» **WHAT THE EXERCISE ASKS**
Will you give the material below again, every line exactly as it is?

» **DATA LINES**

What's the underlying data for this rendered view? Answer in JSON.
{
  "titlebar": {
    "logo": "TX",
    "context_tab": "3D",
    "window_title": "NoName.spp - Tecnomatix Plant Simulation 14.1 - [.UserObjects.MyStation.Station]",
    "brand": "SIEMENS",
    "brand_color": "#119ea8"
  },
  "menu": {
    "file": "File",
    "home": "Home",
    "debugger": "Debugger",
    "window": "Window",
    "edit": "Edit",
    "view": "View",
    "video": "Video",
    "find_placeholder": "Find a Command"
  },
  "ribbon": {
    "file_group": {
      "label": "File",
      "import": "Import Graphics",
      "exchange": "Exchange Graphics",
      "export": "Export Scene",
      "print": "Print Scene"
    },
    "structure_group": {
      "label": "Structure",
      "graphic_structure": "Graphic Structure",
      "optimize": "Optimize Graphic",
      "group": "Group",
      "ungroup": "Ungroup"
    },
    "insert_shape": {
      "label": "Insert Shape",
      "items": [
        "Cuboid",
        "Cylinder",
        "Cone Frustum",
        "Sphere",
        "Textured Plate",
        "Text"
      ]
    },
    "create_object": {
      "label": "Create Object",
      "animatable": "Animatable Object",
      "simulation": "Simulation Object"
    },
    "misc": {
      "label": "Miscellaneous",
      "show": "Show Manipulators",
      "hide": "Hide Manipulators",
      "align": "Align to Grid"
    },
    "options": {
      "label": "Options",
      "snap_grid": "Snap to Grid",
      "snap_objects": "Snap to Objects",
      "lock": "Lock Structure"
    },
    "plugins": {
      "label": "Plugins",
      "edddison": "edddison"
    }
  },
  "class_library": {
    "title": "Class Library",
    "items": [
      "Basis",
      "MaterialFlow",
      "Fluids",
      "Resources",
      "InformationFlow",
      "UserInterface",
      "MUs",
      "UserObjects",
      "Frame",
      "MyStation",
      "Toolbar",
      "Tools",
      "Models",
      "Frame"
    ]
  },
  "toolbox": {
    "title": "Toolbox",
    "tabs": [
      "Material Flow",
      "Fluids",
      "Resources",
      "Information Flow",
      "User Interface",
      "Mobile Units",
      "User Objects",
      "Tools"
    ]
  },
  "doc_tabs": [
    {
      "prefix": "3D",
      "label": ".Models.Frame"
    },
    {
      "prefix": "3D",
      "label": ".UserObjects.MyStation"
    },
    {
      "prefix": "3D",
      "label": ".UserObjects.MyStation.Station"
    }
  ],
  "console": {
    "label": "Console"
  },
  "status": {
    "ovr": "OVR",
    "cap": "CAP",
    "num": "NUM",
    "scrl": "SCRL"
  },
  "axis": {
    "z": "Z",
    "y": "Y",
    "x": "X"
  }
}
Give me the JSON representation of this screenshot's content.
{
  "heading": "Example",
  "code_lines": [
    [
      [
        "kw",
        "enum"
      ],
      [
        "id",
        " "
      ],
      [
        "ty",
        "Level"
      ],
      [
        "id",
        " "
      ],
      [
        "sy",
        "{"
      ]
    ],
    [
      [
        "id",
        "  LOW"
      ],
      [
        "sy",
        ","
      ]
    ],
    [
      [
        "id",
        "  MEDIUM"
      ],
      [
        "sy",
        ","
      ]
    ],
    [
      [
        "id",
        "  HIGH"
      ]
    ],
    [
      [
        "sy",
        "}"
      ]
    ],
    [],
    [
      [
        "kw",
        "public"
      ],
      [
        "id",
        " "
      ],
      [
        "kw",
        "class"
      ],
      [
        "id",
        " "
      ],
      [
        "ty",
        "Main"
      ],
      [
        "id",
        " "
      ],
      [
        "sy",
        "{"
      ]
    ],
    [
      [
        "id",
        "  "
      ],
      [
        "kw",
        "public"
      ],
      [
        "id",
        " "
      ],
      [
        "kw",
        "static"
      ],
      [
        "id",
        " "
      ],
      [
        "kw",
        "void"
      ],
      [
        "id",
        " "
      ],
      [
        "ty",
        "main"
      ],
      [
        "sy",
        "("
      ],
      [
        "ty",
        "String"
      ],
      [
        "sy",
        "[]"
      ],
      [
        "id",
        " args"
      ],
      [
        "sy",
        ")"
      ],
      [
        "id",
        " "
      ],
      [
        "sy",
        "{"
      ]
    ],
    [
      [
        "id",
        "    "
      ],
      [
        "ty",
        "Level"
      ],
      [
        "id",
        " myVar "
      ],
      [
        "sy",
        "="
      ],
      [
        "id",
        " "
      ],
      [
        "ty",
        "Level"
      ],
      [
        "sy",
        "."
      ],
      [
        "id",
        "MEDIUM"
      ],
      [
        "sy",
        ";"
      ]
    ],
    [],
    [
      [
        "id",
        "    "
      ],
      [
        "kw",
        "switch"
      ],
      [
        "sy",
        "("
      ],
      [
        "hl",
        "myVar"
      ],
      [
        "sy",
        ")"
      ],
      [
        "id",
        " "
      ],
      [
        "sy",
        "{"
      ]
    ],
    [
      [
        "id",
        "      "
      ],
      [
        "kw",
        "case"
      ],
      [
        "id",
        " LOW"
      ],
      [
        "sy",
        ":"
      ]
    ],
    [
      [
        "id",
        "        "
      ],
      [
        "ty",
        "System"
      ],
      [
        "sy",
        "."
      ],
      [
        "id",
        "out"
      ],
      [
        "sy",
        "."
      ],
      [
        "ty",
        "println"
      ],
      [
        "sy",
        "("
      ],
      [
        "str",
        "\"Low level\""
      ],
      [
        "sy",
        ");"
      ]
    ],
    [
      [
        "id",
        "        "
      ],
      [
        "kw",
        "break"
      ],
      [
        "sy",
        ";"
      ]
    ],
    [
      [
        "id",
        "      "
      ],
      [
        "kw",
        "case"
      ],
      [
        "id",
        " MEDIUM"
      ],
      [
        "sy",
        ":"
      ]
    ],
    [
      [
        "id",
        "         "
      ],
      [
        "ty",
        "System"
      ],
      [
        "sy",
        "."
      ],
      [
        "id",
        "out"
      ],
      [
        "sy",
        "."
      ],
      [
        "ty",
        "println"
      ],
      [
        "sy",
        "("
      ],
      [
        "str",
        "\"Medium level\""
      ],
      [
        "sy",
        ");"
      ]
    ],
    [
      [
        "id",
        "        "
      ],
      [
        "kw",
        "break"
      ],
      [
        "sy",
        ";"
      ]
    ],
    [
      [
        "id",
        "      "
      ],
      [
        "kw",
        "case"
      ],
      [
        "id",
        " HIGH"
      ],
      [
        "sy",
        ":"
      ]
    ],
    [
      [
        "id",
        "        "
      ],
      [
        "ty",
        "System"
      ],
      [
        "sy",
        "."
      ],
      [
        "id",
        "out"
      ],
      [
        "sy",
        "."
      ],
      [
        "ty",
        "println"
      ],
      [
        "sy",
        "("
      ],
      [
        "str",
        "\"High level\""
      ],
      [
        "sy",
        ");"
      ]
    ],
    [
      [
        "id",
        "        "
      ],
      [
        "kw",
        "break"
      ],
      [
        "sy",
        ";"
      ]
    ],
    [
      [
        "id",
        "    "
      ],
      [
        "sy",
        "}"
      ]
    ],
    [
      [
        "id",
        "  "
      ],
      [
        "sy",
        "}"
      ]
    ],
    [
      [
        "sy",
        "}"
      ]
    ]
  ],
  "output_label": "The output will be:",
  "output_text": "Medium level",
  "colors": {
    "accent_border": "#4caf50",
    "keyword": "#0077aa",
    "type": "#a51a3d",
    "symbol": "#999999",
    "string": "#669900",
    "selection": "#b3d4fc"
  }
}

» **REPLY TO THE EXERCISE**
What's the underlying data for this rendered view? Answer in JSON.
{
  "titlebar": {
    "logo": "TX",
    "context_tab": "3D",
    "window_title": "NoName.spp - Tecnomatix Plant Simulation 14.1 - [.UserObjects.MyStation.Station]",
    "brand": "SIEMENS",
    "brand_color": "#119ea8"
  },
  "menu": {
    "file": "File",
    "home": "Home",
    "debugger": "Debugger",
    "window": "Window",
    "edit": "Edit",
    "view": "View",
    "video": "Video",
    "find_placeholder": "Find a Command"
  },
  "ribbon": {
    "file_group": {
      "label": "File",
      "import": "Import Graphics",
      "exchange": "Exchange Graphics",
      "export": "Export Scene",
      "print": "Print Scene"
    },
    "structure_group": {
      "label": "Structure",
      "graphic_structure": "Graphic Structure",
      "optimize": "Optimize Graphic",
      "group": "Group",
      "ungroup": "Ungroup"
    },
    "insert_shape": {
      "label": "Insert Shape",
      "items": [
        "Cuboid",
        "Cylinder",
        "Cone Frustum",
        "Sphere",
        "Textured Plate",
        "Text"
      ]
    },
    "create_object": {
      "label": "Create Object",
      "animatable": "Animatable Object",
      "simulation": "Simulation Object"
    },
    "misc": {
      "label": "Miscellaneous",
      "show": "Show Manipulators",
      "hide": "Hide Manipulators",
      "align": "Align to Grid"
    },
    "options": {
      "label": "Options",
      "snap_grid": "Snap to Grid",
      "snap_objects": "Snap to Objects",
      "lock": "Lock Structure"
    },
    "plugins": {
      "label": "Plugins",
      "edddison": "edddison"
    }
  },
  "class_library": {
    "title": "Class Library",
    "items": [
      "Basis",
      "MaterialFlow",
      "Fluids",
      "Resources",
      "InformationFlow",
      "UserInterface",
      "MUs",
      "UserObjects",
      "Frame",
      "MyStation",
      "Toolbar",
      "Tools",
      "Models",
      "Frame"
    ]
  },
  "toolbox": {
    "title": "Toolbox",
    "tabs": [
      "Material Flow",
      "Fluids",
      "Resources",
      "Information Flow",
      "User Interface",
      "Mobile Units",
      "User Objects",
      "Tools"
    ]
  },
  "doc_tabs": [
    {
      "prefix": "3D",
      "label": ".Models.Frame"
    },
    {
      "prefix": "3D",
      "label": ".UserObjects.MyStation"
    },
    {
      "prefix": "3D",
      "label": ".UserObjects.MyStation.Station"
    }
  ],
  "console": {
    "label": "Console"
  },
  "status": {
    "ovr": "OVR",
    "cap": "CAP",
    "num": "NUM",
    "scrl": "SCRL"
  },
  "axis": {
    "z": "Z",
    "y": "Y",
    "x": "X"
  }
}
Give me the JSON representation of this screenshot's content.
{
  "heading": "Example",
  "code_lines": [
    [
      [
        "kw",
        "enum"
      ],
      [
        "id",
        " "
      ],
      [
        "ty",
        "Level"
      ],
      [
        "id",
        " "
      ],
      [
        "sy",
        "{"
      ]
    ],
    [
      [
        "id",
        "  LOW"
      ],
      [
        "sy",
        ","
      ]
    ],
    [
      [
        "id",
        "  MEDIUM"
      ],
      [
        "sy",
        ","
      ]
    ],
    [
      [
        "id",
        "  HIGH"
      ]
    ],
    [
      [
        "sy",
        "}"
      ]
    ],
    [],
    [
      [
        "kw",
        "public"
      ],
      [
        "id",
        " "
      ],
      [
        "kw",
        "class"
      ],
      [
        "id",
        " "
      ],
      [
        "ty",
        "Main"
      ],
      [
        "id",
        " "
      ],
      [
        "sy",
        "{"
      ]
    ],
    [
      [
        "id",
        "  "
      ],
      [
        "kw",
        "public"
      ],
      [
        "id",
        " "
      ],
      [
        "kw",
        "static"
      ],
      [
        "id",
        " "
      ],
      [
        "kw",
        "void"
      ],
      [
        "id",
        " "
      ],
      [
        "ty",
        "main"
      ],
      [
        "sy",
        "("
      ],
      [
        "ty",
        "String"
      ],
      [
        "sy",
        "[]"
      ],
      [
        "id",
        " args"
      ],
      [
        "sy",
        ")"
      ],
      [
        "id",
        " "
      ],
      [
        "sy",
        "{"
      ]
    ],
    [
      [
        "id",
        "    "
      ],
      [
        "ty",
        "Level"
      ],
      [
        "id",
        " myVar "
      ],
      [
        "sy",
        "="
      ],
      [
        "id",
        " "
      ],
      [
        "ty",
        "Level"
      ],
      [
        "sy",
        "."
      ],
      [
        "id",
        "MEDIUM"
      ],
      [
        "sy",
        ";"
      ]
    ],
    [],
    [
      [
        "id",
        "    "
      ],
      [
        "kw",
        "switch"
      ],
      [
        "sy",
        "("
      ],
      [
        "hl",
        "myVar"
      ],
      [
        "sy",
        ")"
      ],
      [
        "id",
        " "
      ],
      [
        "sy",
        "{"
      ]
    ],
    [
      [
        "id",
        "      "
      ],
      [
        "kw",
        "case"
      ],
      [
        "id",
        " LOW"
      ],
      [
        "sy",
        ":"
      ]
    ],
    [
      [
        "id",
        "        "
      ],
      [
        "ty",
        "System"
      ],
      [
        "sy",
        "."
      ],
      [
        "id",
        "out"
      ],
      [
        "sy",
        "."
      ],
      [
        "ty",
        "println"
      ],
      [
        "sy",
        "("
      ],
      [
        "str",
        "\"Low level\""
      ],
      [
        "sy",
        ");"
      ]
    ],
    [
      [
        "id",
        "        "
      ],
      [
        "kw",
        "break"
      ],
      [
        "sy",
        ";"
      ]
    ],
    [
      [
        "id",
        "      "
      ],
      [
        "kw",
        "case"
      ],
      [
        "id",
        " MEDIUM"
      ],
      [
        "sy",
        ":"
      ]
    ],
    [
      [
        "id",
        "         "
      ],
      [
        "ty",
        "System"
      ],
      [
        "sy",
        "."
      ],
      [
        "id",
        "out"
      ],
      [
        "sy",
        "."
      ],
      [
        "ty",
        "println"
      ],
      [
        "sy",
        "("
      ],
      [
        "str",
        "\"Medium level\""
      ],
      [
        "sy",
        ");"
      ]
    ],
    [
      [
        "id",
        "        "
      ],
      [
        "kw",
        "break"
      ],
      [
        "sy",
        ";"
      ]
    ],
    [
      [
        "id",
        "      "
      ],
      [
        "kw",
        "case"
      ],
      [
        "id",
        " HIGH"
      ],
      [
        "sy",
        ":"
      ]
    ],
    [
      [
        "id",
        "        "
      ],
      [
        "ty",
        "System"
      ],
      [
        "sy",
        "."
      ],
      [
        "id",
        "out"
      ],
      [
        "sy",
        "."
      ],
      [
        "ty",
        "println"
      ],
      [
        "sy",
        "("
      ],
      [
        "str",
        "\"High level\""
      ],
      [
        "sy",
        ");"
      ]
    ],
    [
      [
        "id",
        "        "
      ],
      [
        "kw",
        "break"
      ],
      [
        "sy",
        ";"
      ]
    ],
    [
      [
        "id",
        "    "
      ],
      [
        "sy",
        "}"
      ]
    ],
    [
      [
        "id",
        "  "
      ],
      [
        "sy",
        "}"
      ]
    ],
    [
      [
        "sy",
        "}"
      ]
    ]
  ],
  "output_label": "The output will be:",
  "output_text": "Medium level",
  "colors": {
    "accent_border": "#4caf50",
    "keyword": "#0077aa",
    "type": "#a51a3d",
    "symbol": "#999999",
    "string": "#669900",
    "selection": "#b3d4fc"
  }
}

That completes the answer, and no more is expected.